[Begin RAW RECORDS]

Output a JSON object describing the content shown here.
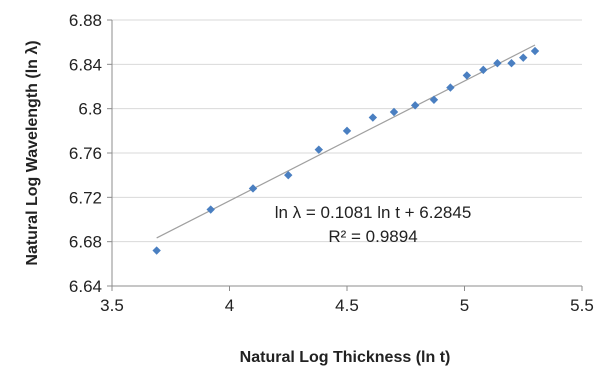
{
  "chart_data": {
    "type": "scatter",
    "title": "",
    "xlabel": "Natural Log Thickness  (ln t)",
    "ylabel": "Natural Log Wavelength (ln λ)",
    "xlim": [
      3.5,
      5.5
    ],
    "ylim": [
      6.64,
      6.88
    ],
    "x_ticks": [
      3.5,
      4,
      4.5,
      5,
      5.5
    ],
    "x_tick_labels": [
      "3.5",
      "4",
      "4.5",
      "5",
      "5.5"
    ],
    "y_ticks": [
      6.64,
      6.68,
      6.72,
      6.76,
      6.8,
      6.84,
      6.88
    ],
    "y_tick_labels": [
      "6.64",
      "6.68",
      "6.72",
      "6.76",
      "6.8",
      "6.84",
      "6.88"
    ],
    "grid": "horizontal",
    "marker_color": "#4a7fc1",
    "trendline_color": "#a0a0a0",
    "series": [
      {
        "points": [
          [
            3.69,
            6.672
          ],
          [
            3.92,
            6.709
          ],
          [
            4.1,
            6.728
          ],
          [
            4.25,
            6.74
          ],
          [
            4.38,
            6.763
          ],
          [
            4.5,
            6.78
          ],
          [
            4.61,
            6.792
          ],
          [
            4.7,
            6.797
          ],
          [
            4.79,
            6.803
          ],
          [
            4.87,
            6.808
          ],
          [
            4.94,
            6.819
          ],
          [
            5.01,
            6.83
          ],
          [
            5.08,
            6.835
          ],
          [
            5.14,
            6.841
          ],
          [
            5.2,
            6.841
          ],
          [
            5.25,
            6.846
          ],
          [
            5.3,
            6.852
          ]
        ]
      }
    ],
    "trendline": {
      "slope": 0.1081,
      "intercept": 6.2845,
      "x_range": [
        3.69,
        5.3
      ]
    },
    "annotations": {
      "equation": "ln λ = 0.1081 ln t + 6.2845",
      "r_squared": "R² = 0.9894"
    }
  }
}
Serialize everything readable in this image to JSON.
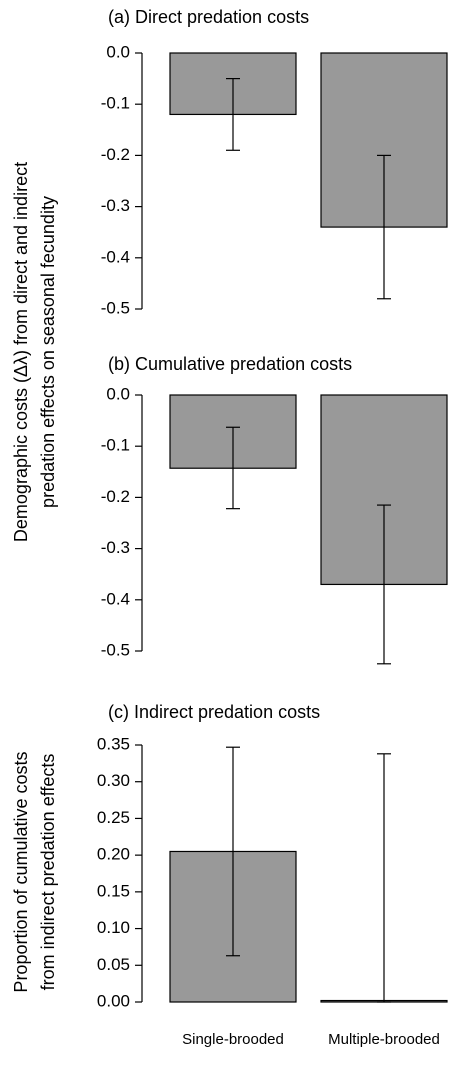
{
  "chart_data": [
    {
      "type": "bar",
      "title": "(a) Direct predation costs",
      "ylabel": [
        "Demographic costs (Δλ) from direct and indirect",
        "predation effects on seasonal fecundity"
      ],
      "values": [
        -0.12,
        -0.34
      ],
      "error_low": [
        -0.19,
        -0.48
      ],
      "error_high": [
        -0.05,
        -0.2
      ],
      "color": "#999999",
      "ylim": [
        -0.5,
        0
      ],
      "yticks": [
        {
          "value": 0,
          "label": "0.0"
        },
        -0.1,
        -0.2,
        -0.3,
        -0.4,
        -0.5
      ]
    },
    {
      "type": "bar",
      "title": "(b) Cumulative predation costs",
      "values": [
        -0.143,
        -0.37
      ],
      "error_low": [
        -0.222,
        -0.525
      ],
      "error_high": [
        -0.063,
        -0.215
      ],
      "color": "#999999",
      "ylim": [
        -0.5,
        0
      ],
      "yticks": [
        {
          "value": 0,
          "label": "0.0"
        },
        -0.1,
        -0.2,
        -0.3,
        -0.4,
        -0.5
      ]
    },
    {
      "type": "bar",
      "title": "(c) Indirect predation costs",
      "ylabel": [
        "Proportion of cumulative costs",
        "from indirect predation effects"
      ],
      "categories": [
        "Single-brooded",
        "Multiple-brooded"
      ],
      "values": [
        0.205,
        0.002
      ],
      "error_low": [
        0.063,
        0
      ],
      "error_high": [
        0.347,
        0.338
      ],
      "color": "#999999",
      "ylim": [
        0,
        0.35
      ],
      "yticks": [
        {
          "value": 0,
          "label": "0.00"
        },
        0.05,
        {
          "value": 0.1,
          "label": "0.10"
        },
        0.15,
        {
          "value": 0.2,
          "label": "0.20"
        },
        0.25,
        {
          "value": 0.3,
          "label": "0.30"
        },
        0.35
      ]
    }
  ]
}
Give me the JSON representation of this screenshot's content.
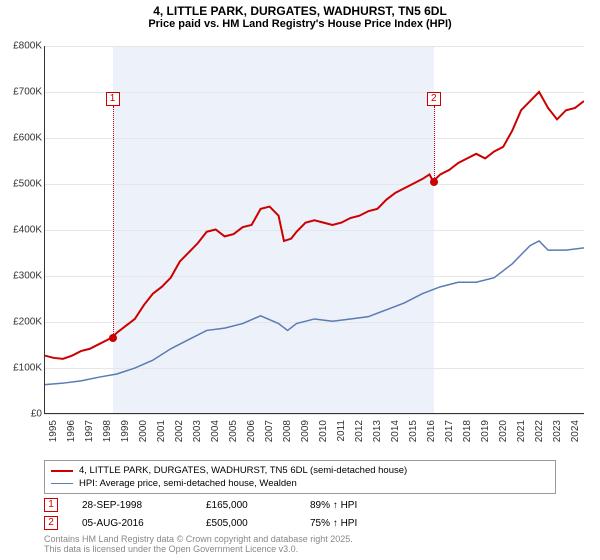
{
  "title_line1": "4, LITTLE PARK, DURGATES, WADHURST, TN5 6DL",
  "title_line2": "Price paid vs. HM Land Registry's House Price Index (HPI)",
  "chart": {
    "type": "line",
    "background_color": "#ffffff",
    "plot_bg": "#ffffff",
    "shaded_bg": "#e8eef7",
    "grid_color": "#e6e6e6",
    "axis_color": "#333333",
    "x_min": 1995,
    "x_max": 2025,
    "y_min": 0,
    "y_max": 800,
    "y_unit": "K",
    "y_prefix": "£",
    "y_ticks": [
      0,
      100,
      200,
      300,
      400,
      500,
      600,
      700,
      800
    ],
    "x_ticks": [
      1995,
      1996,
      1997,
      1998,
      1999,
      2000,
      2001,
      2002,
      2003,
      2004,
      2005,
      2006,
      2007,
      2008,
      2009,
      2010,
      2011,
      2012,
      2013,
      2014,
      2015,
      2016,
      2017,
      2018,
      2019,
      2020,
      2021,
      2022,
      2023,
      2024
    ],
    "shaded_ranges": [
      [
        1998.75,
        2016.6
      ]
    ],
    "series": [
      {
        "name": "4, LITTLE PARK, DURGATES, WADHURST, TN5 6DL (semi-detached house)",
        "color": "#cc0000",
        "line_width": 2,
        "data": [
          [
            1995,
            125
          ],
          [
            1995.5,
            120
          ],
          [
            1996,
            118
          ],
          [
            1996.5,
            125
          ],
          [
            1997,
            135
          ],
          [
            1997.5,
            140
          ],
          [
            1998,
            150
          ],
          [
            1998.5,
            160
          ],
          [
            1998.75,
            165
          ],
          [
            1999,
            175
          ],
          [
            1999.5,
            190
          ],
          [
            2000,
            205
          ],
          [
            2000.5,
            235
          ],
          [
            2001,
            260
          ],
          [
            2001.5,
            275
          ],
          [
            2002,
            295
          ],
          [
            2002.5,
            330
          ],
          [
            2003,
            350
          ],
          [
            2003.5,
            370
          ],
          [
            2004,
            395
          ],
          [
            2004.5,
            400
          ],
          [
            2005,
            385
          ],
          [
            2005.5,
            390
          ],
          [
            2006,
            405
          ],
          [
            2006.5,
            410
          ],
          [
            2007,
            445
          ],
          [
            2007.5,
            450
          ],
          [
            2008,
            430
          ],
          [
            2008.3,
            375
          ],
          [
            2008.7,
            380
          ],
          [
            2009,
            395
          ],
          [
            2009.5,
            415
          ],
          [
            2010,
            420
          ],
          [
            2010.5,
            415
          ],
          [
            2011,
            410
          ],
          [
            2011.5,
            415
          ],
          [
            2012,
            425
          ],
          [
            2012.5,
            430
          ],
          [
            2013,
            440
          ],
          [
            2013.5,
            445
          ],
          [
            2014,
            465
          ],
          [
            2014.5,
            480
          ],
          [
            2015,
            490
          ],
          [
            2015.5,
            500
          ],
          [
            2016,
            510
          ],
          [
            2016.4,
            520
          ],
          [
            2016.6,
            505
          ],
          [
            2017,
            520
          ],
          [
            2017.5,
            530
          ],
          [
            2018,
            545
          ],
          [
            2018.5,
            555
          ],
          [
            2019,
            565
          ],
          [
            2019.5,
            555
          ],
          [
            2020,
            570
          ],
          [
            2020.5,
            580
          ],
          [
            2021,
            615
          ],
          [
            2021.5,
            660
          ],
          [
            2022,
            680
          ],
          [
            2022.5,
            700
          ],
          [
            2023,
            665
          ],
          [
            2023.5,
            640
          ],
          [
            2024,
            660
          ],
          [
            2024.5,
            665
          ],
          [
            2025,
            680
          ]
        ]
      },
      {
        "name": "HPI: Average price, semi-detached house, Wealden",
        "color": "#5b7bb4",
        "line_width": 1.5,
        "data": [
          [
            1995,
            62
          ],
          [
            1996,
            65
          ],
          [
            1997,
            70
          ],
          [
            1998,
            78
          ],
          [
            1999,
            85
          ],
          [
            2000,
            98
          ],
          [
            2001,
            115
          ],
          [
            2002,
            140
          ],
          [
            2003,
            160
          ],
          [
            2004,
            180
          ],
          [
            2005,
            185
          ],
          [
            2006,
            195
          ],
          [
            2007,
            212
          ],
          [
            2008,
            195
          ],
          [
            2008.5,
            180
          ],
          [
            2009,
            195
          ],
          [
            2010,
            205
          ],
          [
            2011,
            200
          ],
          [
            2012,
            205
          ],
          [
            2013,
            210
          ],
          [
            2014,
            225
          ],
          [
            2015,
            240
          ],
          [
            2016,
            260
          ],
          [
            2017,
            275
          ],
          [
            2018,
            285
          ],
          [
            2019,
            285
          ],
          [
            2020,
            295
          ],
          [
            2021,
            325
          ],
          [
            2022,
            365
          ],
          [
            2022.5,
            375
          ],
          [
            2023,
            355
          ],
          [
            2024,
            355
          ],
          [
            2025,
            360
          ]
        ]
      }
    ],
    "markers": [
      {
        "id": "1",
        "x": 1998.75,
        "y": 165,
        "box_y": 700
      },
      {
        "id": "2",
        "x": 2016.6,
        "y": 505,
        "box_y": 700
      }
    ]
  },
  "legend": {
    "items": [
      {
        "swatch": "#cc0000",
        "weight": 2,
        "label": "4, LITTLE PARK, DURGATES, WADHURST, TN5 6DL (semi-detached house)"
      },
      {
        "swatch": "#5b7bb4",
        "weight": 1.5,
        "label": "HPI: Average price, semi-detached house, Wealden"
      }
    ]
  },
  "sales": [
    {
      "marker": "1",
      "date": "28-SEP-1998",
      "price": "£165,000",
      "delta": "89% ↑ HPI"
    },
    {
      "marker": "2",
      "date": "05-AUG-2016",
      "price": "£505,000",
      "delta": "75% ↑ HPI"
    }
  ],
  "footer_line1": "Contains HM Land Registry data © Crown copyright and database right 2025.",
  "footer_line2": "This data is licensed under the Open Government Licence v3.0."
}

[End RAW RECORDS]

▶ TASK REQUIREMENTS
Write out every line of the preceding listing that contains "costs".

▶ TASK RESULT
      "title": "(a) Direct predation costs",
        "Demographic costs (Δλ) from direct and indirect",
      "title": "(b) Cumulative predation costs",
      "title": "(c) Indirect predation costs",
        "Proportion of cumulative costs",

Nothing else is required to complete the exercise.